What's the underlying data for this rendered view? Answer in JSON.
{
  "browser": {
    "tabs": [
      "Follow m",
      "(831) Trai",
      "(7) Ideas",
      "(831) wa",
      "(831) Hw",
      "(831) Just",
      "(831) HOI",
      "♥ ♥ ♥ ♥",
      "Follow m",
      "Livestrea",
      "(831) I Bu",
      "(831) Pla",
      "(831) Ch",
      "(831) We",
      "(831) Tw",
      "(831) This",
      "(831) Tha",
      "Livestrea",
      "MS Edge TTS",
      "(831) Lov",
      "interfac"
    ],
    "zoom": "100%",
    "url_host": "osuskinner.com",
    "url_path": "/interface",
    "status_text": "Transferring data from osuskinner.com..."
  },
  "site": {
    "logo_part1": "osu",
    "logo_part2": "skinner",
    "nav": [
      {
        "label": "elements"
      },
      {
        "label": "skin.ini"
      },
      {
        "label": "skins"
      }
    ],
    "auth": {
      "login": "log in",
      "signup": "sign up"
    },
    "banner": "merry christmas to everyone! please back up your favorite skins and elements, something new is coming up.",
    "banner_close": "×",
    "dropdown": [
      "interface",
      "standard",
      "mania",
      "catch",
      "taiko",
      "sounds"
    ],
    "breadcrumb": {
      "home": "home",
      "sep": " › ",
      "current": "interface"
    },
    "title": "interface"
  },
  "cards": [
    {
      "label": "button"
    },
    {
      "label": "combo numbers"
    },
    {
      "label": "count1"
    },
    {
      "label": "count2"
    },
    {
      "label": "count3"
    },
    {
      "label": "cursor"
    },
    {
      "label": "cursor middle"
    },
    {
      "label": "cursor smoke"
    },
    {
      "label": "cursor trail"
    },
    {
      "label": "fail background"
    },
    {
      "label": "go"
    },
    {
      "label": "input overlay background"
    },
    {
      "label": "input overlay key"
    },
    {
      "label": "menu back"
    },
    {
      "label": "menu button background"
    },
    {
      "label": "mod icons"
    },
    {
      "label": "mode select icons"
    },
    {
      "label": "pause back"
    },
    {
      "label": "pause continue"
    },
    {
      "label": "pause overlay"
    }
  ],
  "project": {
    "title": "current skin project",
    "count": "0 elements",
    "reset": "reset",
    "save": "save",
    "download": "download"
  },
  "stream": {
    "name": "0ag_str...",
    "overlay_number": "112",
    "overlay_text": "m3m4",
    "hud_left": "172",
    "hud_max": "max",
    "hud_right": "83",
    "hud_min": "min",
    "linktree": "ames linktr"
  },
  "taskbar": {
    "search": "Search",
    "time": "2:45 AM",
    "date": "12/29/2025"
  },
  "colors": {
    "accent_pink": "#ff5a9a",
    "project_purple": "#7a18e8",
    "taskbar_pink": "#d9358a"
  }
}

**What to work on**
Copy down every line of the material above that includes the string "cursor".

**Answer for this exercise**
      "label": "cursor"
      "label": "cursor middle"
      "label": "cursor smoke"
      "label": "cursor trail"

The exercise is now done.